• [Problem to solve] Reproduce all lines of the listing below in which the word "refrigerante" occurs.

• [Material]
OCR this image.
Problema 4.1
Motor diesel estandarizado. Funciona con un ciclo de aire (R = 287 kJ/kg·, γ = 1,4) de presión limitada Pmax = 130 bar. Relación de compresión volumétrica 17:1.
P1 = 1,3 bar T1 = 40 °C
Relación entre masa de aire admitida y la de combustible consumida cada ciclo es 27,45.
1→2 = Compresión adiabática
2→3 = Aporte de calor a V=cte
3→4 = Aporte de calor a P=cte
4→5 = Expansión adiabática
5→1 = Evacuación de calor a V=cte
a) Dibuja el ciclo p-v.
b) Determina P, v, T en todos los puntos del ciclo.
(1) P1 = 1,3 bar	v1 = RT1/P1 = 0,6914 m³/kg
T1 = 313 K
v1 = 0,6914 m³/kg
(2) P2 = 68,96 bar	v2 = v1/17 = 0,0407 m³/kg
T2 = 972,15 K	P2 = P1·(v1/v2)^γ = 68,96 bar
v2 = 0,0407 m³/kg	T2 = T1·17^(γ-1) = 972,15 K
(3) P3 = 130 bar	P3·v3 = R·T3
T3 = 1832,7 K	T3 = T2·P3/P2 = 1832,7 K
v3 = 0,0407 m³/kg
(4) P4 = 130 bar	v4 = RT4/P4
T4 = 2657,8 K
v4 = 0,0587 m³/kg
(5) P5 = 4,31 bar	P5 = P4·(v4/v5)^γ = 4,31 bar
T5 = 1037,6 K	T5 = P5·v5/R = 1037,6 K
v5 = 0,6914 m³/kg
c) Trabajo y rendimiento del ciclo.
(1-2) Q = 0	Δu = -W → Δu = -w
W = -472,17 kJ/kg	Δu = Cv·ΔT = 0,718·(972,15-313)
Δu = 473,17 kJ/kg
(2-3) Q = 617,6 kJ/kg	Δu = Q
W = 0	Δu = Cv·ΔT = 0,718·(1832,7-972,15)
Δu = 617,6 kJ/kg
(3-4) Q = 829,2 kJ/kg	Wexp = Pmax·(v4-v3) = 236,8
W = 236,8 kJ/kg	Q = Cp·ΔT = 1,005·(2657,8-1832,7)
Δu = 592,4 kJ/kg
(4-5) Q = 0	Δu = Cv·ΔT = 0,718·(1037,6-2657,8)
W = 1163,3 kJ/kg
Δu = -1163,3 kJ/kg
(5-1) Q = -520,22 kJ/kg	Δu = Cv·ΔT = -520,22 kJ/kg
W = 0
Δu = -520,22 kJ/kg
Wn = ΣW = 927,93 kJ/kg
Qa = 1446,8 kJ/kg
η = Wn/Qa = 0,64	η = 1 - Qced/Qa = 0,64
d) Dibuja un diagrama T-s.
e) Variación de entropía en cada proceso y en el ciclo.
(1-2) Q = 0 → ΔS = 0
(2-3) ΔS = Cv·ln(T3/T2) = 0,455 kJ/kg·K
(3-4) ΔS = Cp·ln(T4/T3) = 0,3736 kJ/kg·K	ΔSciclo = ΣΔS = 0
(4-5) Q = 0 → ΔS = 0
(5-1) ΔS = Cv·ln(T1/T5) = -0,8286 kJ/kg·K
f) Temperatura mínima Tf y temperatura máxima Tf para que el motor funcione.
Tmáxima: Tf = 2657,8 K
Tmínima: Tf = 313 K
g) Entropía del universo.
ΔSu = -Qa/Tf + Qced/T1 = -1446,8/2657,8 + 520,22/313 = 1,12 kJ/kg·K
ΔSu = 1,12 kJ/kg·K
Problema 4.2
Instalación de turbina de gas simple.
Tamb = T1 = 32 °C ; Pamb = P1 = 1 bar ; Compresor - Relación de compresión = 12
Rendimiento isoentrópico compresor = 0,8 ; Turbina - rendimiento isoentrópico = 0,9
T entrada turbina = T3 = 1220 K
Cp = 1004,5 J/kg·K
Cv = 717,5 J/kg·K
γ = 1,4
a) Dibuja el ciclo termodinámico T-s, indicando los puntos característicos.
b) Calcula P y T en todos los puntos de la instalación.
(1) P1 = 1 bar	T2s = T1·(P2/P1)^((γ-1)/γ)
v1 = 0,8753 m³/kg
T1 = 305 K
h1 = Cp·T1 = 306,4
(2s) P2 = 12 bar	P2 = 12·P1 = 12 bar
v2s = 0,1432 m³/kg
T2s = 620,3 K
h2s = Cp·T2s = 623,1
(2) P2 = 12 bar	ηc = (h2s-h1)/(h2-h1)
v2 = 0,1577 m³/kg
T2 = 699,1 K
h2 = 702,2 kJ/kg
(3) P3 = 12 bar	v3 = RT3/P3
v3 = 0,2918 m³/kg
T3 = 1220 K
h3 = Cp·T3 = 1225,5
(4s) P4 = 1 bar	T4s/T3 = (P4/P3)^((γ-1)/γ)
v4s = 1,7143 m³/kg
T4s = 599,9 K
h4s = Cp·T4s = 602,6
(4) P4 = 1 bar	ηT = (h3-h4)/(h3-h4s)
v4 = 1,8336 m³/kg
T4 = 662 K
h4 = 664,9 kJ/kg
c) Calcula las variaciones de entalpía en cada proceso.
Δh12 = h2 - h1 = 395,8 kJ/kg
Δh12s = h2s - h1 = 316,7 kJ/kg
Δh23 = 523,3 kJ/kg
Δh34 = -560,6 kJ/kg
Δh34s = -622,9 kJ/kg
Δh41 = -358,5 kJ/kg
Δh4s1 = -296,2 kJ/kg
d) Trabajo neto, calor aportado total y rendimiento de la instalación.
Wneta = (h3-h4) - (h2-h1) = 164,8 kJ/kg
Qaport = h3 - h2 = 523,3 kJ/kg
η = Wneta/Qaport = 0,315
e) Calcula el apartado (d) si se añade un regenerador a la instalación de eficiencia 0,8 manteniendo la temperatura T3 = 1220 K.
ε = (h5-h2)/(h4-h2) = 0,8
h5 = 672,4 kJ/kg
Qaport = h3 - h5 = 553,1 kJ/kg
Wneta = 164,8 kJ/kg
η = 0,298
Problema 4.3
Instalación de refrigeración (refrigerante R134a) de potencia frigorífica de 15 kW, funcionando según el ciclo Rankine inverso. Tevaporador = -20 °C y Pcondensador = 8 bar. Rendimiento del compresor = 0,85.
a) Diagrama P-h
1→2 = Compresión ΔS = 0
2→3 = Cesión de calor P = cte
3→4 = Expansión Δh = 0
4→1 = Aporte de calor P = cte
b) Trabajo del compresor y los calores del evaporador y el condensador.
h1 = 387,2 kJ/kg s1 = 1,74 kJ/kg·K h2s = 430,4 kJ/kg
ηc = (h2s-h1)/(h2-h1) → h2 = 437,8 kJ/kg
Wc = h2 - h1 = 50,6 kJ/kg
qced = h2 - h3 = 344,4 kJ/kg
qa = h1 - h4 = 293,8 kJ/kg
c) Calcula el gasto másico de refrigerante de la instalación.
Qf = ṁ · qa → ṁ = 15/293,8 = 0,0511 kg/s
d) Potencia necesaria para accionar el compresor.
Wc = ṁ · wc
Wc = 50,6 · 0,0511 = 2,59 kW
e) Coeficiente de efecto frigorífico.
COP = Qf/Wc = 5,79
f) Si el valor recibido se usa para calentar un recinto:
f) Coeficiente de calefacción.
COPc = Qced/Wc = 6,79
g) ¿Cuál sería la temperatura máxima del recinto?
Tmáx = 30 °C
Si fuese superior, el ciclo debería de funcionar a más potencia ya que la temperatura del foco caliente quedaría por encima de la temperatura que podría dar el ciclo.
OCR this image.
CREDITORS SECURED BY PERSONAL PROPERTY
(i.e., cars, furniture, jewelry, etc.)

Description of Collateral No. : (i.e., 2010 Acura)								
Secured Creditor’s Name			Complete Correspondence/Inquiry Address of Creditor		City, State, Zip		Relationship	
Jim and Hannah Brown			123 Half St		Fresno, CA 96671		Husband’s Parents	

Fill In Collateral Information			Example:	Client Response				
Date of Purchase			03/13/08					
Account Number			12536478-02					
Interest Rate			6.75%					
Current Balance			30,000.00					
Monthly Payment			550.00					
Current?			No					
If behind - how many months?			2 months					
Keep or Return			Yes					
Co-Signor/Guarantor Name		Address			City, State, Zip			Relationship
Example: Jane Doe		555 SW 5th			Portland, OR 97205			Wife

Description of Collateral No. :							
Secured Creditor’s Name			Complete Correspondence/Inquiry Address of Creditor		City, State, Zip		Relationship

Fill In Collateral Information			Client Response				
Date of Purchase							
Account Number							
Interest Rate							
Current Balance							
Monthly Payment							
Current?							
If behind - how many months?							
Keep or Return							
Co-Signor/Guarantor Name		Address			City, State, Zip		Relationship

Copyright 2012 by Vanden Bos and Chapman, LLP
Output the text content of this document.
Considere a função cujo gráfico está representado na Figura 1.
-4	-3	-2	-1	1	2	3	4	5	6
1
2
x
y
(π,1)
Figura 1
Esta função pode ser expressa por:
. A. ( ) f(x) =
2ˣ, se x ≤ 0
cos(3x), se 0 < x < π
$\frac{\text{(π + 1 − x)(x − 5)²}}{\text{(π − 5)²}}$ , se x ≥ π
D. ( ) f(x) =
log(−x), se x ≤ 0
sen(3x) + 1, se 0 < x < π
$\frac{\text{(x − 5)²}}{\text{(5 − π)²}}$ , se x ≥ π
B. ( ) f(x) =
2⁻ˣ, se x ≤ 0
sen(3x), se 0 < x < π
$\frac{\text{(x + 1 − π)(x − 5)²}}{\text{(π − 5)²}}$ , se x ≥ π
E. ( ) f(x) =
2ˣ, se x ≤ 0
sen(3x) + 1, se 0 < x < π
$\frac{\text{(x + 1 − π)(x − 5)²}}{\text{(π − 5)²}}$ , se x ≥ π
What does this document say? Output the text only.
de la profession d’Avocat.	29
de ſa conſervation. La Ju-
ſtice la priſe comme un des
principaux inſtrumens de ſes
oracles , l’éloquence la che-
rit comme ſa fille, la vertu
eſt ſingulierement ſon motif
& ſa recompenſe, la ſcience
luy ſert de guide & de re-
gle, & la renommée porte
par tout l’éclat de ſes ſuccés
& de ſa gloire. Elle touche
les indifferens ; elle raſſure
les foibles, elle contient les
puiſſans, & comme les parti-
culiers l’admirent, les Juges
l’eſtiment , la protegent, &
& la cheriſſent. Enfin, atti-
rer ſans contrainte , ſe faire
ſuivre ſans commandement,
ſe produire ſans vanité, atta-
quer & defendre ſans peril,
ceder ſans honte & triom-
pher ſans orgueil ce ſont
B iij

• [Result]
Instalación de refrigeración (refrigerante R134a) de potencia frigorífica de 15 kW, funcionando según el ciclo Rankine inverso. Tevaporador = -20 °C y Pcondensador = 8 bar. Rendimiento del compresor = 0,85.
c) Calcula el gasto másico de refrigerante de la instalación.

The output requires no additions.